Stored data entries:
==========
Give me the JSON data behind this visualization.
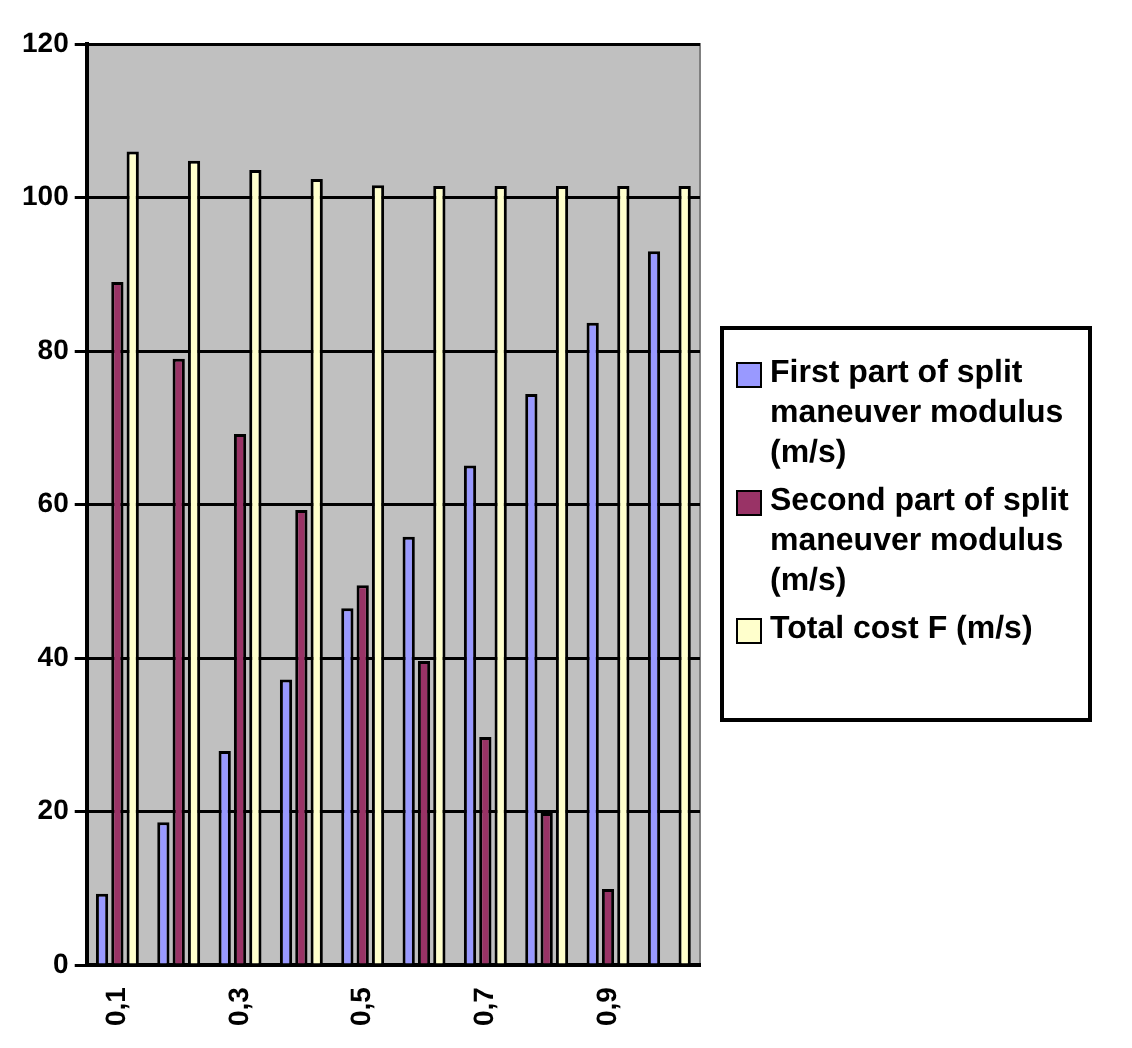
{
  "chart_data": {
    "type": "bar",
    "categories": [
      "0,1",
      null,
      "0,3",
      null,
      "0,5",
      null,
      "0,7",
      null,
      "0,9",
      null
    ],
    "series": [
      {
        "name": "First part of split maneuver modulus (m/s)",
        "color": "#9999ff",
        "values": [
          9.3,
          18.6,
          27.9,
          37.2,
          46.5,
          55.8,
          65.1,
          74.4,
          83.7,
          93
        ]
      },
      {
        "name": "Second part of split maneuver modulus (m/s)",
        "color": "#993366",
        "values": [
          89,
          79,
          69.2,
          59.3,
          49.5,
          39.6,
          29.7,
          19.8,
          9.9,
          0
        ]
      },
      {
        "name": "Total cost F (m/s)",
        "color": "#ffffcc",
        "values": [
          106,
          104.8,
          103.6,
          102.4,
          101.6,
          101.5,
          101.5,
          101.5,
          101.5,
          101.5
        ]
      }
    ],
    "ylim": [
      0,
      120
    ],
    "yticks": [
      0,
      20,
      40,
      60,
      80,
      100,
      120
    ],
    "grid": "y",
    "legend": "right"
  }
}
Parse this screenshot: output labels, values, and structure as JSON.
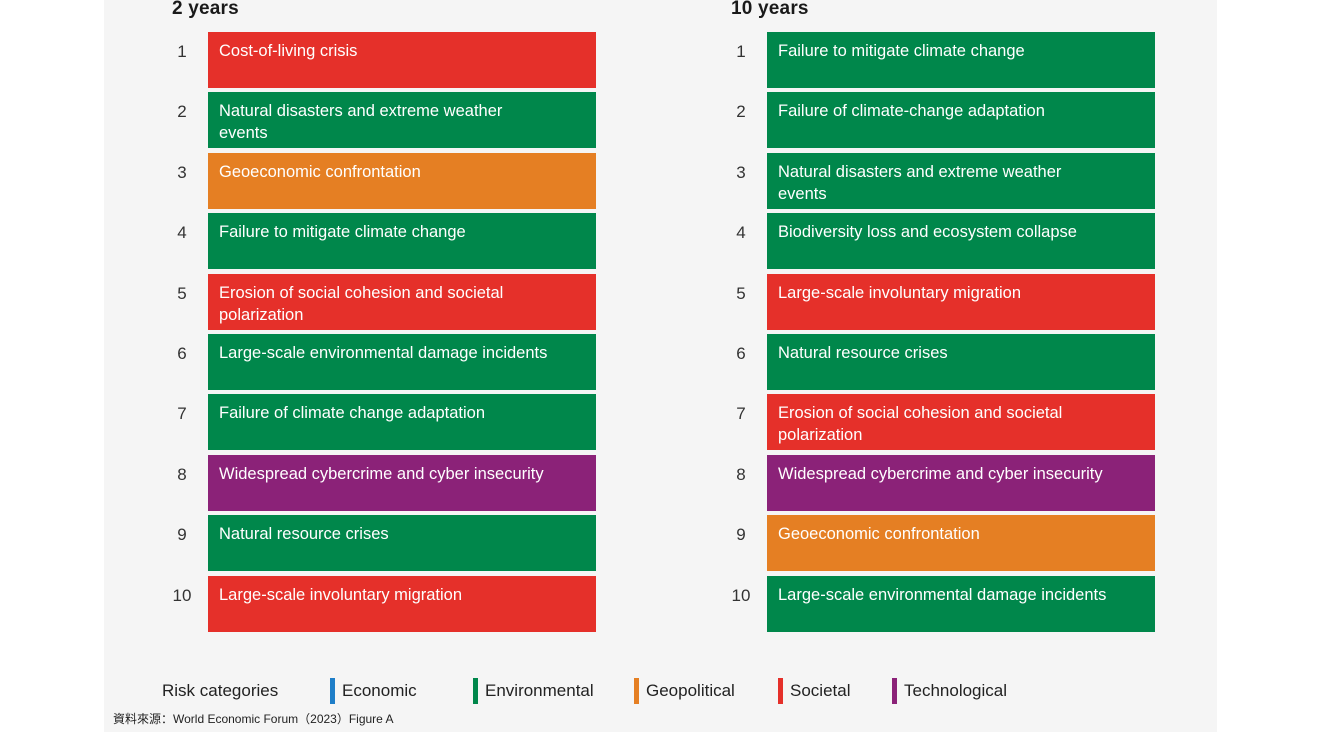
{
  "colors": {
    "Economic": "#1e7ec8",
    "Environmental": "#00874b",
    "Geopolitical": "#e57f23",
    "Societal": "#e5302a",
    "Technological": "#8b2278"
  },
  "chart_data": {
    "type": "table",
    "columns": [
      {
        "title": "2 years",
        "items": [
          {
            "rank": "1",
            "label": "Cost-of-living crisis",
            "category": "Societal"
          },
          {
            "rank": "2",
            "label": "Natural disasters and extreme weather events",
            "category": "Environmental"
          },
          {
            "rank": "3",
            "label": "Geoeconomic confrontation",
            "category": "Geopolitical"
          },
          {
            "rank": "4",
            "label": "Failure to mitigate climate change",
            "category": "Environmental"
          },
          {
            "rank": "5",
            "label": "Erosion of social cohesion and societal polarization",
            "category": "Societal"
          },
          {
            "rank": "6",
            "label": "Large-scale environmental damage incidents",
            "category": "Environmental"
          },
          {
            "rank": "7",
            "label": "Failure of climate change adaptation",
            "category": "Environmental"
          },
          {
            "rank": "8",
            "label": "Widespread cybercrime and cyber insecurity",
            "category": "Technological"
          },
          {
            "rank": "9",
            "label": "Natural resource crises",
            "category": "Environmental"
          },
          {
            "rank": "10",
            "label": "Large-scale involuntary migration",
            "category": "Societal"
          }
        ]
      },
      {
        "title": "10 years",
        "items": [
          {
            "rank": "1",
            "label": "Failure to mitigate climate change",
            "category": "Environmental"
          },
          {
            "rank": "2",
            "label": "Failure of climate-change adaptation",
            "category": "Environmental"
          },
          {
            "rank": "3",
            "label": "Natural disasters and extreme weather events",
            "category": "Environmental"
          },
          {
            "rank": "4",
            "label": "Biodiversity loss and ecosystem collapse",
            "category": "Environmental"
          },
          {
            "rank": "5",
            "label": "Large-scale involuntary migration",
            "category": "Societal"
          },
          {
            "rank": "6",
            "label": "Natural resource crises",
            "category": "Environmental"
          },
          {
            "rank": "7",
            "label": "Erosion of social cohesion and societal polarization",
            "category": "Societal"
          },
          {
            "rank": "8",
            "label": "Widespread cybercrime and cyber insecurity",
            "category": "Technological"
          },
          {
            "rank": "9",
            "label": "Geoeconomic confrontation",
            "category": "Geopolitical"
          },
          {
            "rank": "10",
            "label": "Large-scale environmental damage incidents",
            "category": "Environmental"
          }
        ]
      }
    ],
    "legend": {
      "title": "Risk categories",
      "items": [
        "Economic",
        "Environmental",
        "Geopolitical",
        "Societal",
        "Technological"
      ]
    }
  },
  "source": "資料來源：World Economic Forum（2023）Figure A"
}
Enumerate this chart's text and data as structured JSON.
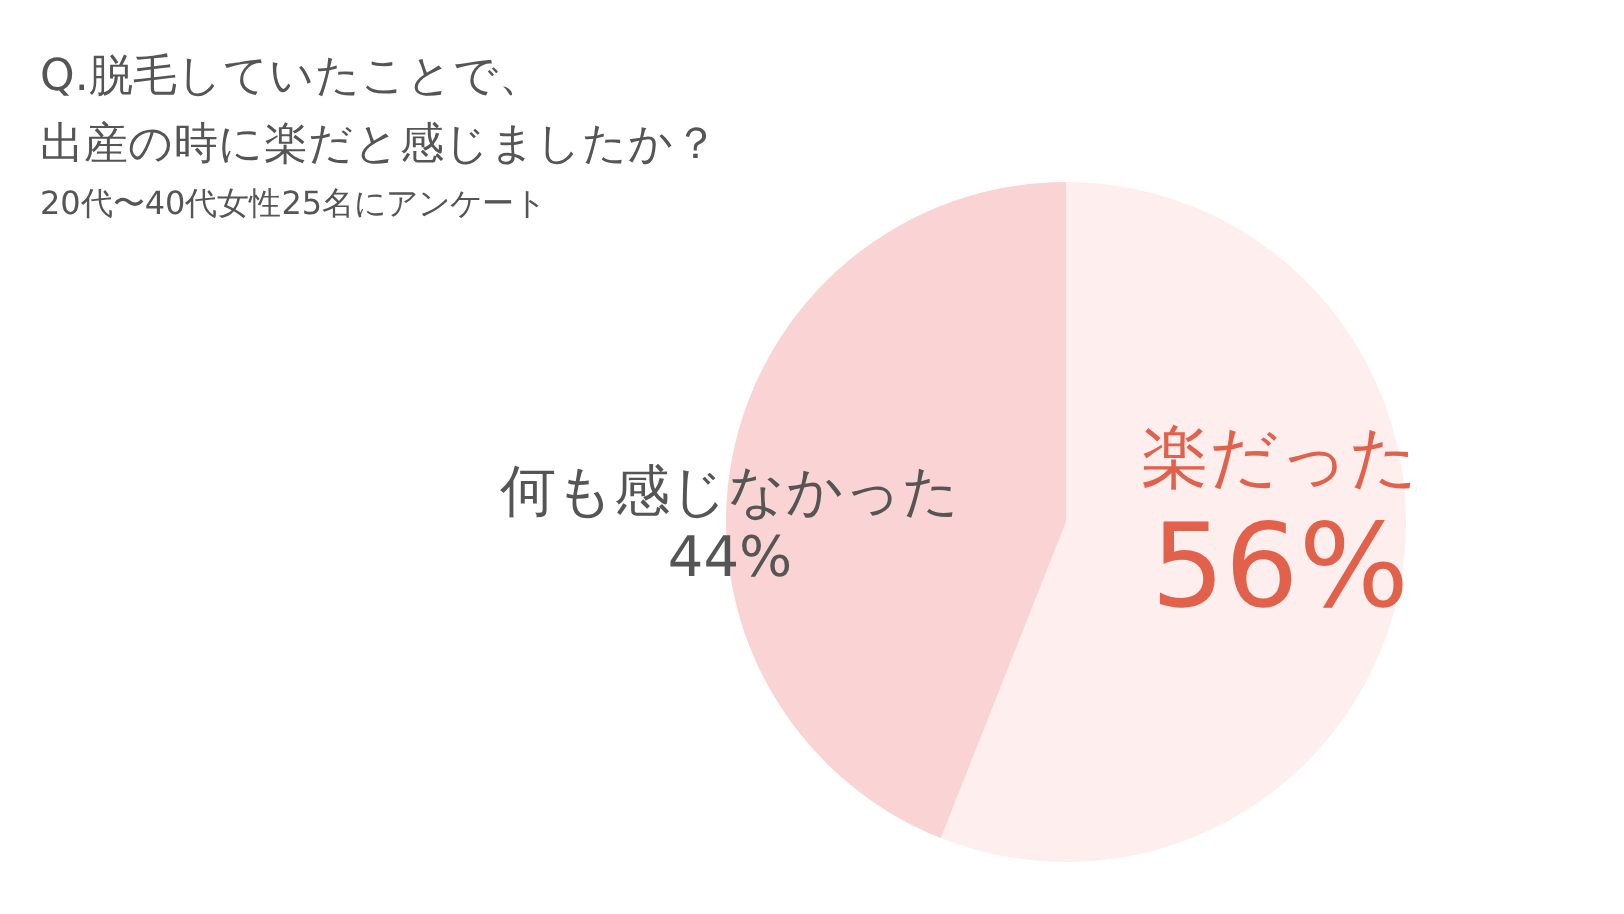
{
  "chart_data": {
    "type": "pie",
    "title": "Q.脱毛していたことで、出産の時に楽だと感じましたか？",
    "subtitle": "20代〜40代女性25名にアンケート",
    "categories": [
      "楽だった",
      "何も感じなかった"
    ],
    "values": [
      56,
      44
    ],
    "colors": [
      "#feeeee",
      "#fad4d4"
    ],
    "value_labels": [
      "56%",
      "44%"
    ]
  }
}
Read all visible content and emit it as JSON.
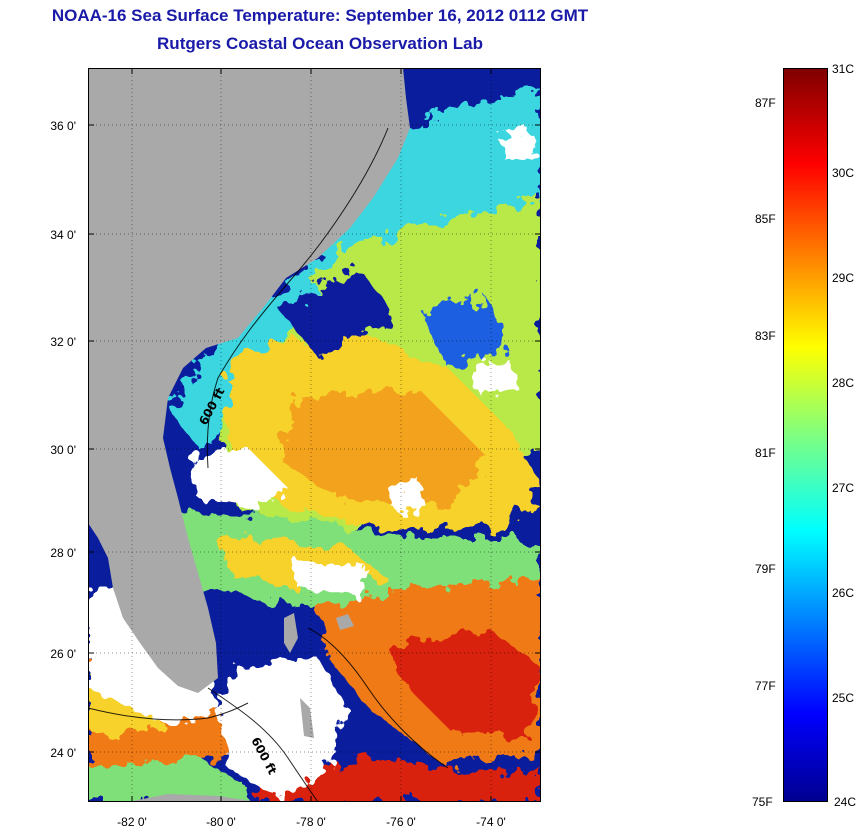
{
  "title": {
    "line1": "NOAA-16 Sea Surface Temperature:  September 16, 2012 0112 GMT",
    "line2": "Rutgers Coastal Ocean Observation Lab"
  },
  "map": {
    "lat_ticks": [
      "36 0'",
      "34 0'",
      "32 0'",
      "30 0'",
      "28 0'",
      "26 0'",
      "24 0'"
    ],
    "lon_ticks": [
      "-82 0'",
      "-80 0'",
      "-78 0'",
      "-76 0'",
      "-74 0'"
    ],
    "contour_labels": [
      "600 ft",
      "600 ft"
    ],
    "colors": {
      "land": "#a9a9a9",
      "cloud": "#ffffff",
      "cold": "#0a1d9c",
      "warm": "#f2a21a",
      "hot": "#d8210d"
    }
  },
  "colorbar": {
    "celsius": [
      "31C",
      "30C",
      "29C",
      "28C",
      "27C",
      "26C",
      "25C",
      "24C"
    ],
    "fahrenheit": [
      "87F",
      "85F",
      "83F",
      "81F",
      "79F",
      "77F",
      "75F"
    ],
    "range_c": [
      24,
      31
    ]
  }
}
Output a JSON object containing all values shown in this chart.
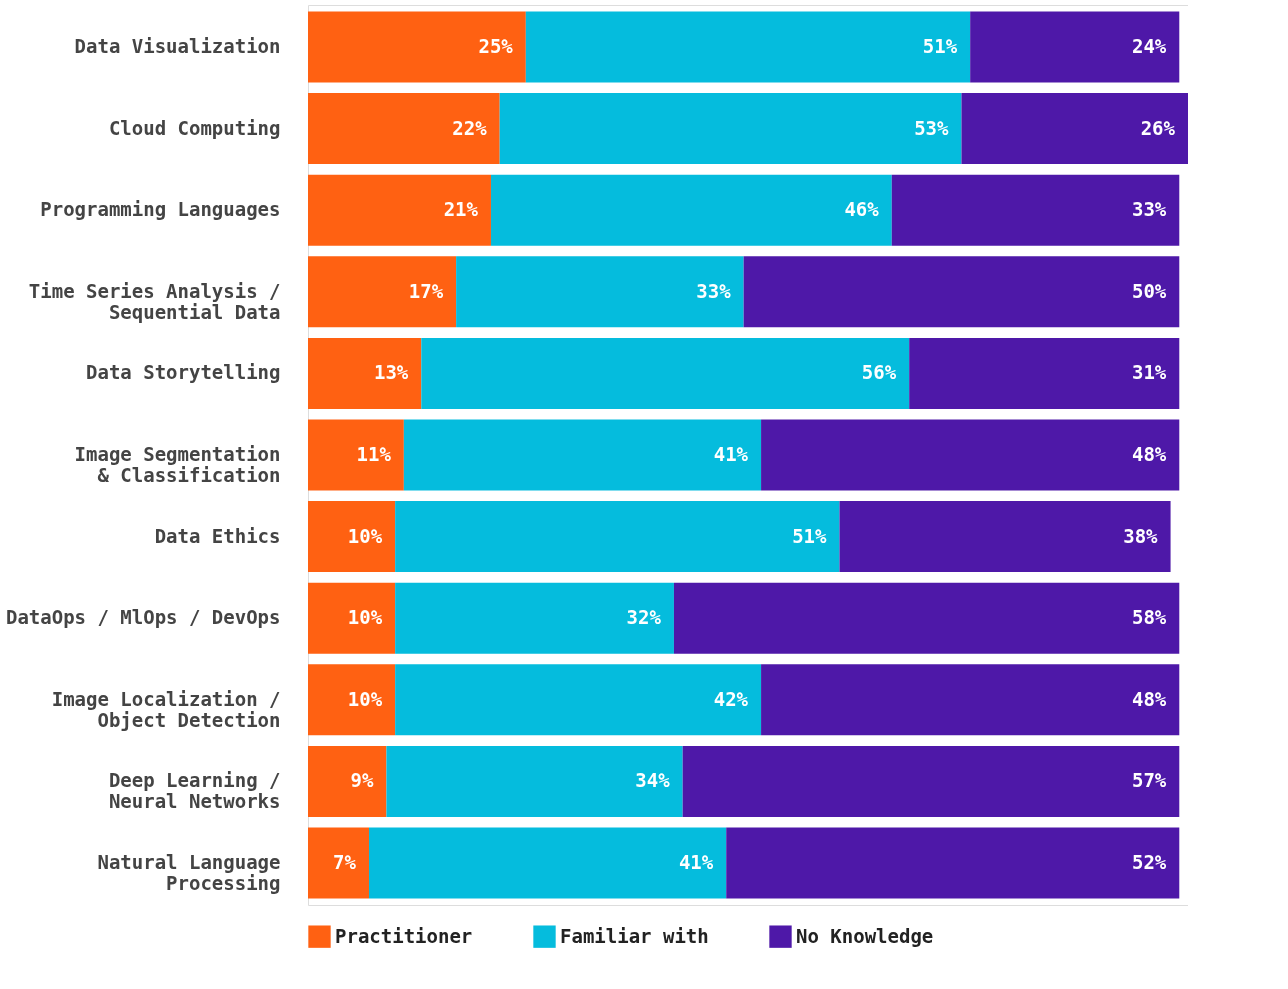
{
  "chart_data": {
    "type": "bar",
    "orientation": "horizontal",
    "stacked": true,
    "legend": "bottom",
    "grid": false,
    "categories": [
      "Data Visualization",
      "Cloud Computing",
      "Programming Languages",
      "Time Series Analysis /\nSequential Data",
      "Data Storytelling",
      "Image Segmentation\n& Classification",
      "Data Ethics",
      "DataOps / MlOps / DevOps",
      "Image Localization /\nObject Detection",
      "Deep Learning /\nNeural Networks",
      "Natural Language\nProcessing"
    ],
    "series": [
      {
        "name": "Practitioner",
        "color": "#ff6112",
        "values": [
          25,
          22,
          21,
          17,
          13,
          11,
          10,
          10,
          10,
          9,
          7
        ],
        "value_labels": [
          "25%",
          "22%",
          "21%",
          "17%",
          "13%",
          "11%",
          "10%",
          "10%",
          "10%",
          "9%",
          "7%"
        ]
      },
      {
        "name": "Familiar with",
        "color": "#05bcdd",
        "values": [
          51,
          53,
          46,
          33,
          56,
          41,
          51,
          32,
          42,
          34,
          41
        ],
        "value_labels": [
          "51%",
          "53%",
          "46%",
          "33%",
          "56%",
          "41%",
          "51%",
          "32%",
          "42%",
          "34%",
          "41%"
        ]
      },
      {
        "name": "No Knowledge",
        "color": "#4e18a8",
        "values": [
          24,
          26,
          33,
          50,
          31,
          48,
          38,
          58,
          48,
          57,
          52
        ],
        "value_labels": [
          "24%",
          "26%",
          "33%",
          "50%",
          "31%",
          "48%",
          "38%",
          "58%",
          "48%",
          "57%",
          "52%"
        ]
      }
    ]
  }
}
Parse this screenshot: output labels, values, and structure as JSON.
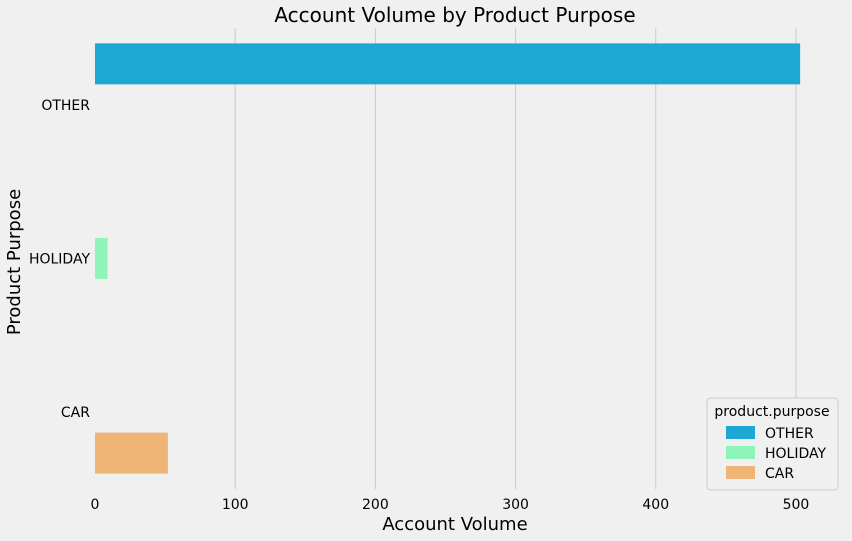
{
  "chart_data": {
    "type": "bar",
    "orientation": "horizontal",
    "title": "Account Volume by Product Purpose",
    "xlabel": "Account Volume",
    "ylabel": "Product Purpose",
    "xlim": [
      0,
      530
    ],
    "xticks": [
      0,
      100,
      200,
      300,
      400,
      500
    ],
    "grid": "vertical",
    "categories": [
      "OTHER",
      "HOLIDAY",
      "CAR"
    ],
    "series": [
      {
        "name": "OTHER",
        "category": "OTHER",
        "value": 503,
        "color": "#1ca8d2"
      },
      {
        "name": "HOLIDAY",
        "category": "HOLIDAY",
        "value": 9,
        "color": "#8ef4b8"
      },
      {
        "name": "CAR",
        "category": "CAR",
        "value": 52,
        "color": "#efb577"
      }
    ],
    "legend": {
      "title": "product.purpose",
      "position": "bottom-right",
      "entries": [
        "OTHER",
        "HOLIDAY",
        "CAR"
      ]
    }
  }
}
==========
-- Task instructions --
Identify and copy lines that hold the string "name".

-- Solution for this exercise --
        "name": "First part of split maneuver modulus (m/s)",
        "name": "Second part of split maneuver modulus (m/s)",
        "name": "Total cost F (m/s)",
        "name": "Practitioner",
        "name": "Familiar with",
        "name": "No Knowledge",
        "name": "OTHER",
        "name": "HOLIDAY",
        "name": "CAR",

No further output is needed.